Instructions for the task: Find each line in the following listing that has the string "importancia", then state the count and nothing else.

[Data records]

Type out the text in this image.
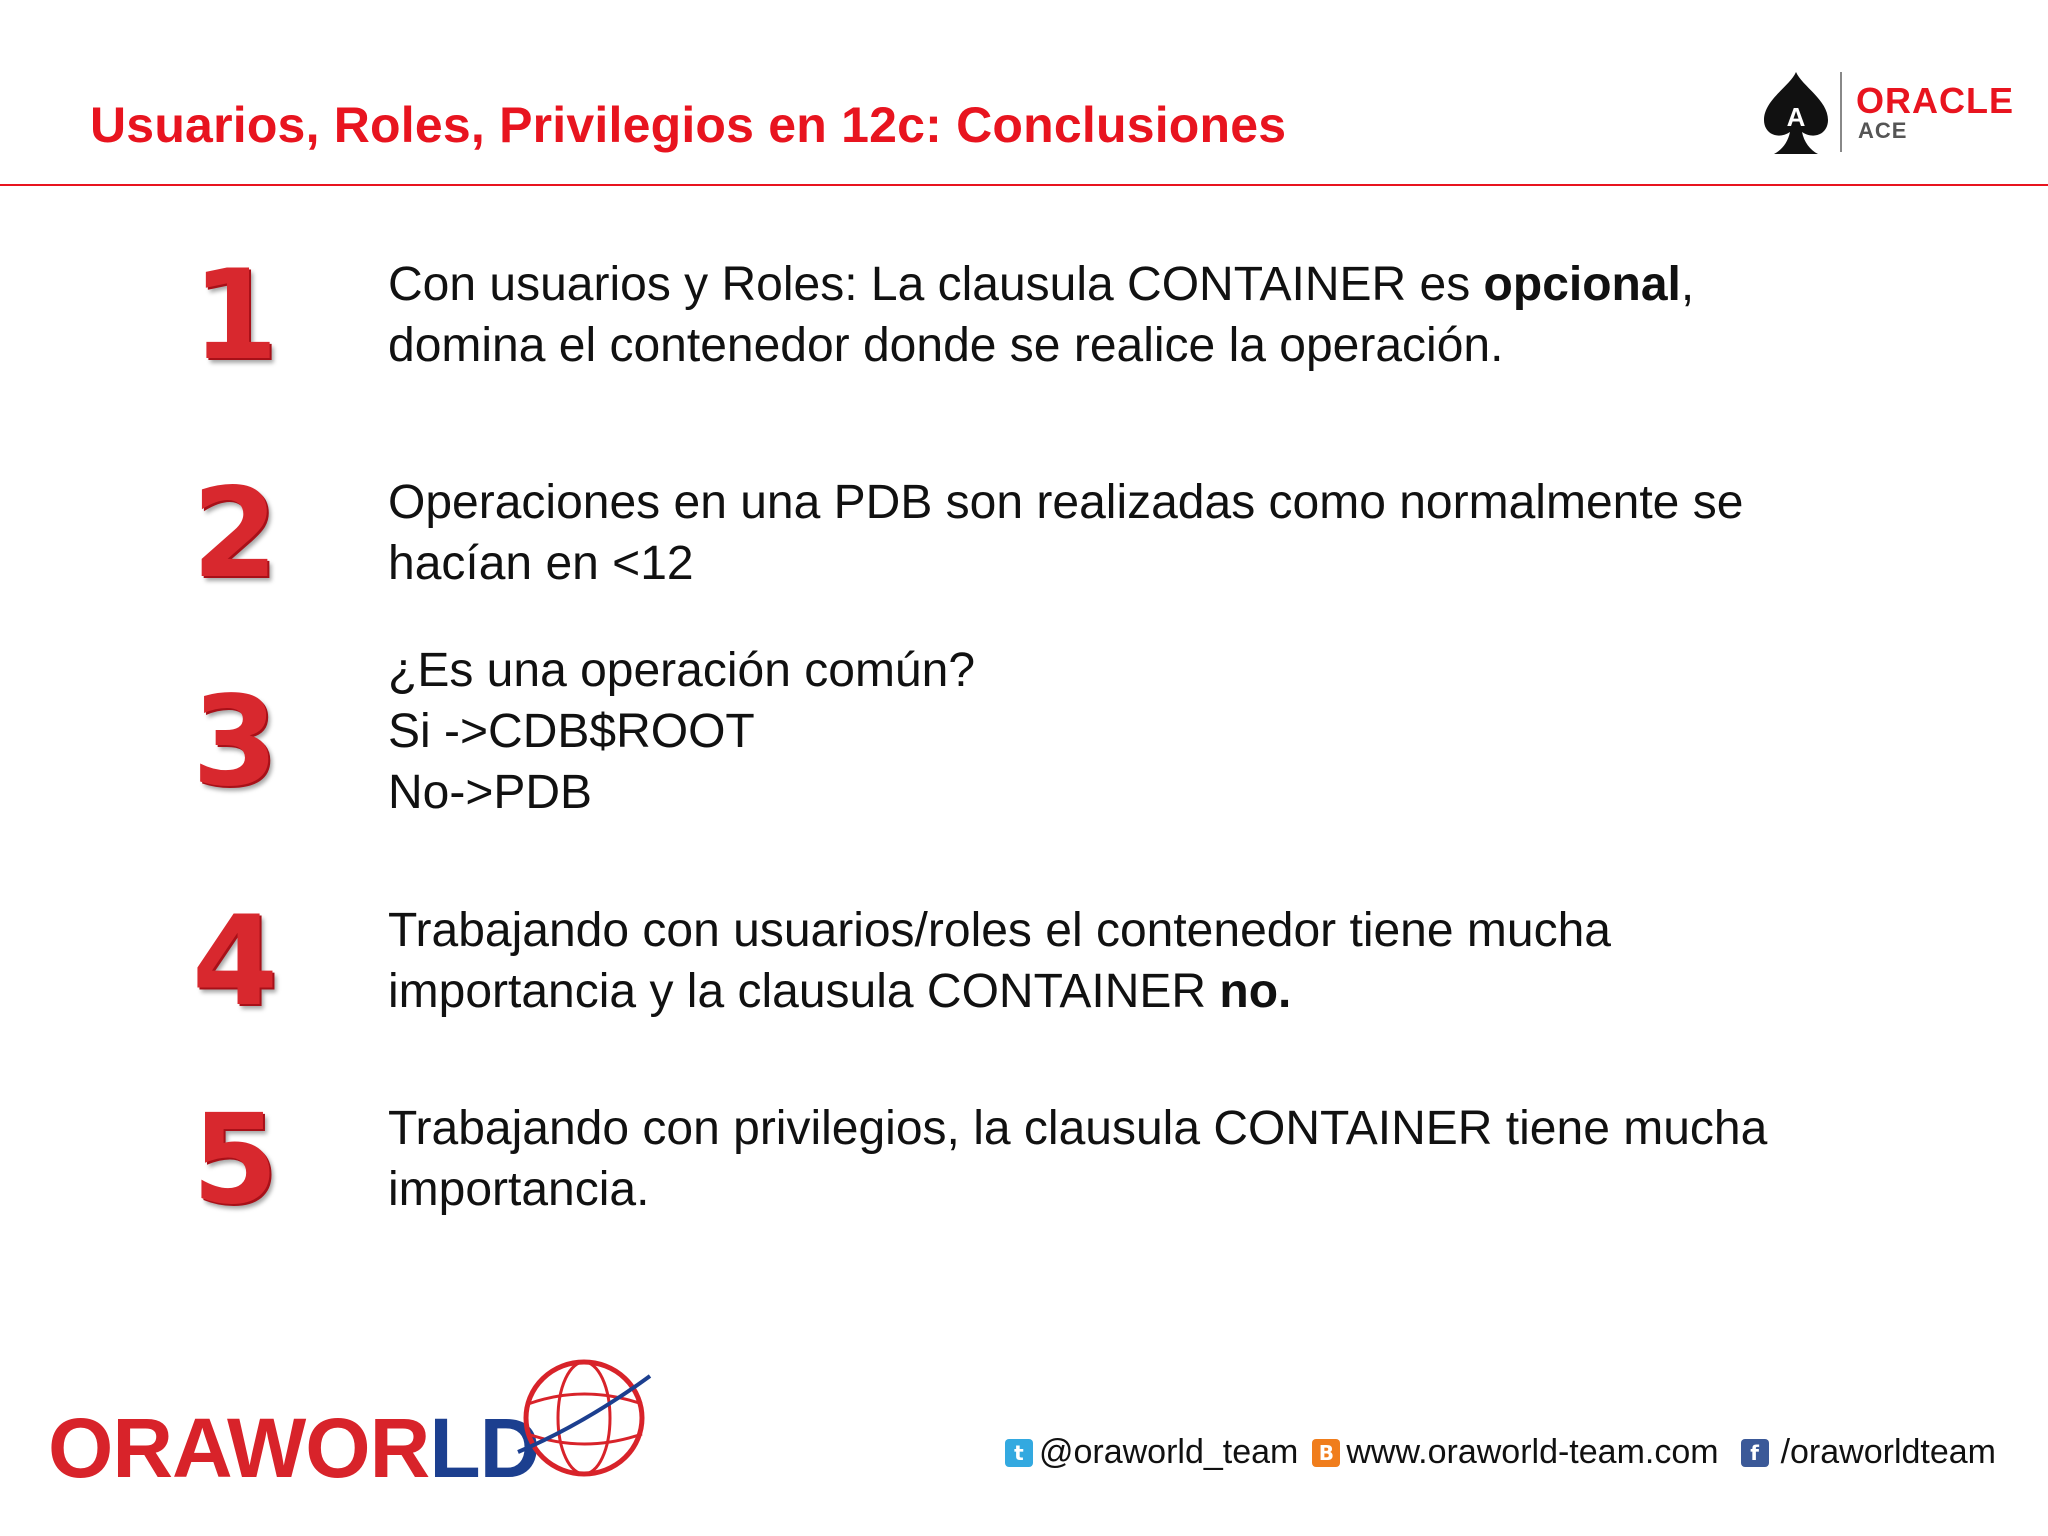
Usuarios, Roles, Privilegios en 12c: Conclusiones	A ORACLE
ACE
1 Con usuarios y Roles: La clausula CONTAINER es opcional,
domina el contenedor donde se realice la operación.
2 Operaciones en una PDB son realizadas como normalmente se
hacían en <12
3 ¿Es una operación común?
Si ->CDB$ROOT
No->PDB
4 Trabajando con usuarios/roles el contenedor tiene mucha
importancia y la clausula CONTAINER no.
5 Trabajando con privilegios, la clausula CONTAINER tiene mucha
importancia.
ORAWORLD	t @oraworld_team	B www.oraworld-team.com	f /oraworldteam
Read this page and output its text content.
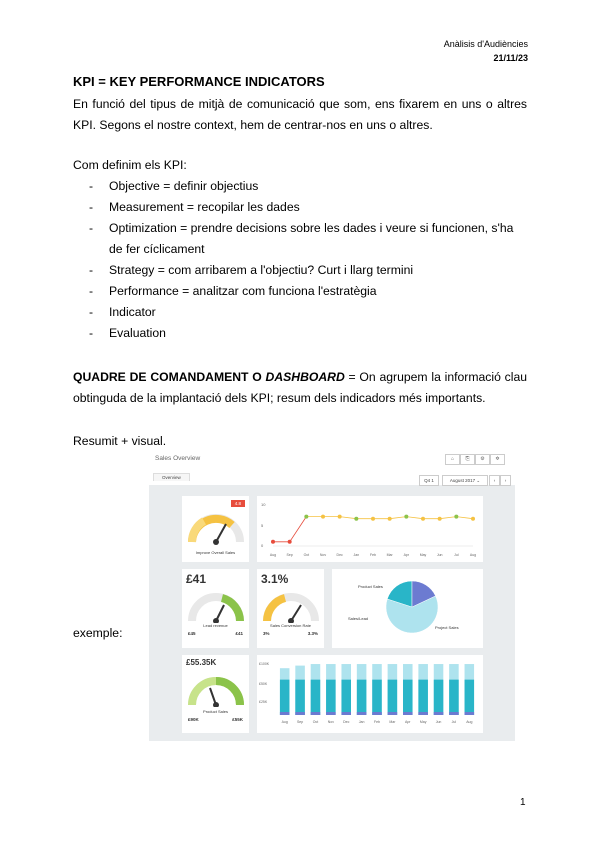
Anàlisis d'Audiències
21/11/23
KPI = KEY PERFORMANCE INDICATORS
En funció del tipus de mitjà de comunicació que som, ens fixarem en uns o altres KPI. Segons el nostre context, hem de centrar-nos en uns o altres.
Com definim els KPI:
- Objective = definir objectius
- Measurement = recopilar les dades
- Optimization = prendre decisions sobre les dades i veure si funcionen, s'ha de fer cíclicament
- Strategy = com arribarem a l'objectiu? Curt i llarg termini
- Performance = analitzar com funciona l'estratègia
- Indicator
- Evaluation
QUADRE DE COMANDAMENT O DASHBOARD = On agrupem la informació clau obtinguda de la implantació dels KPI; resum dels indicadors més importants.
Resumit + visual.
exemple:
Sales Overview	⌂	⎘	⚙	✲
Overview
Q4 1	August 2017 ⌄	‹	›
4.8
Improve Overall Sales
10
5
0
Aug	Sep	Oct	Nov	Dec	Jan	Feb	Mar	Apr	May	Jun	Jul	Aug
£41
Lead revenue
£45	£41
3.1%
Sales Conversion Rate
3%	3.3%
Product Sales
Sales/Lead
Project Sales
£55.35K
Product Sales
£90K	£55K
£100K
£50K
£25K
Aug	Sep	Oct	Nov	Dec	Jan	Feb	Mar	Apr	May	Jun	Jul	Aug
1
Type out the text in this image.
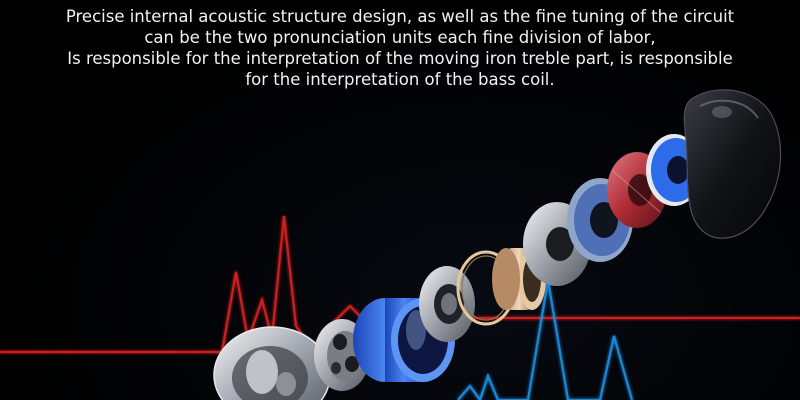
Precise internal acoustic structure design, as well as the fine tuning of the circuit
can be the two pronunciation units each fine division of labor,
Is responsible for the interpretation of the moving iron treble part, is responsible
for the interpretation of the bass coil.
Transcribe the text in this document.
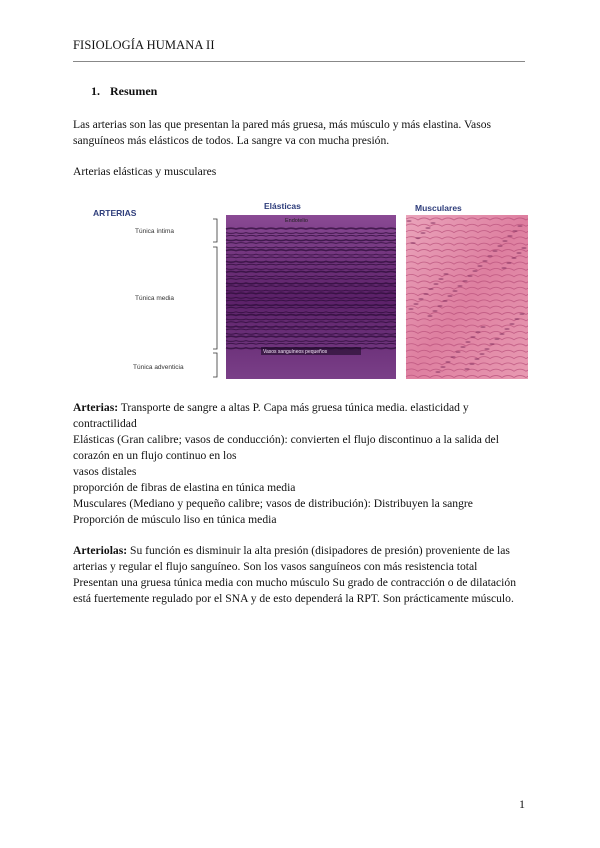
FISIOLOGÍA HUMANA II
1. Resumen
Las arterias son las que presentan la pared más gruesa, más músculo y más elastina. Vasos sanguíneos más elásticos de todos. La sangre va con mucha presión.
Arterias elásticas y musculares
ARTERIAS
Túnica íntima
Túnica media
Túnica adventicia
Elásticas
Endotelio
Vasos sanguíneos pequeños
Musculares
Arterias: Transporte de sangre a altas P. Capa más gruesa túnica media. elasticidad y
contractilidad
Elásticas (Gran calibre; vasos de conducción): convierten el flujo discontinuo a la salida del
corazón en un flujo continuo en los
vasos distales
proporción de fibras de elastina en túnica media
Musculares (Mediano y pequeño calibre; vasos de distribución): Distribuyen la sangre
Proporción de músculo liso en túnica media
Arteriolas: Su función es disminuir la alta presión (disipadores de presión) proveniente de las arterias y regular el flujo sanguíneo. Son los vasos sanguíneos con más resistencia total Presentan una gruesa túnica media con mucho músculo Su grado de contracción o de dilatación está fuertemente regulado por el SNA y de esto dependerá la RPT. Son prácticamente músculo.
1
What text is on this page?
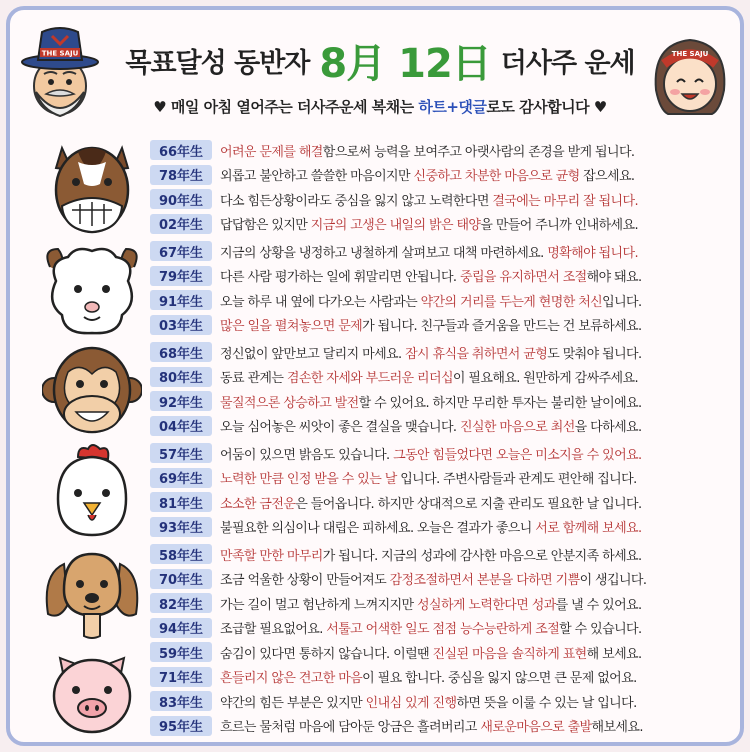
THE SAJU 목표달성 동반자 8月 12日 더사주 운세
♥ 매일 아침 열어주는 더사주운세 복채는 하트+댓글로도 감사합니다 ♥
THE SAJU
66年生	어려운 문제를 해결함으로써 능력을 보여주고 아랫사람의 존경을 받게 됩니다.
78年生	외롭고 불안하고 쓸쓸한 마음이지만 신중하고 차분한 마음으로 균형 잡으세요.
90年生	다소 힘든상황이라도 중심을 잃지 않고 노력한다면 결국에는 마무리 잘 됩니다.
02年生	답답함은 있지만 지금의 고생은 내일의 밝은 태양을 만들어 주니까 인내하세요.
67年生	지금의 상황을 냉정하고 냉철하게 살펴보고 대책 마련하세요. 명확해야 됩니다.
79年生	다른 사람 평가하는 일에 휘말리면 안됩니다. 중립을 유지하면서 조절해야 돼요.
91年生	오늘 하루 내 옆에 다가오는 사람과는 약간의 거리를 두는게 현명한 처신입니다.
03年生	많은 일을 펼쳐놓으면 문제가 됩니다. 친구들과 즐거움을 만드는 건 보류하세요.
68年生	정신없이 앞만보고 달리지 마세요. 잠시 휴식을 취하면서 균형도 맞춰야 됩니다.
80年生	동료 관계는 겸손한 자세와 부드러운 리더십이 필요해요. 원만하게 감싸주세요.
92年生	물질적으론 상승하고 발전할 수 있어요. 하지만 무리한 투자는 불리한 날이에요.
04年生	오늘 심어놓은 씨앗이 좋은 결실을 맺습니다. 진실한 마음으로 최선을 다하세요.
57年生	어둠이 있으면 밝음도 있습니다. 그동안 힘들었다면 오늘은 미소지을 수 있어요.
69年生	노력한 만큼 인정 받을 수 있는 날 입니다. 주변사람들과 관계도 편안해 집니다.
81年生	소소한 금전운은 들어옵니다. 하지만 상대적으로 지출 관리도 필요한 날 입니다.
93年生	불필요한 의심이나 대립은 피하세요. 오늘은 결과가 좋으니 서로 함께해 보세요.
58年生	만족할 만한 마무리가 됩니다. 지금의 성과에 감사한 마음으로 안분지족 하세요.
70年生	조금 억울한 상황이 만들어져도 감정조절하면서 본분을 다하면 기쁨이 생깁니다.
82年生	가는 길이 멀고 험난하게 느껴지지만 성실하게 노력한다면 성과를 낼 수 있어요.
94年生	조급할 필요없어요. 서툴고 어색한 일도 점점 능수능란하게 조절할 수 있습니다.
59年生	숨김이 있다면 통하지 않습니다. 이럴땐 진실된 마음을 솔직하게 표현해 보세요.
71年生	흔들리지 않은 견고한 마음이 필요 합니다. 중심을 잃지 않으면 큰 문제 없어요.
83年生	약간의 힘든 부분은 있지만 인내심 있게 진행하면 뜻을 이룰 수 있는 날 입니다.
95年生	흐르는 물처럼 마음에 담아둔 앙금은 흘려버리고 새로운마음으로 출발해보세요.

Task output: 2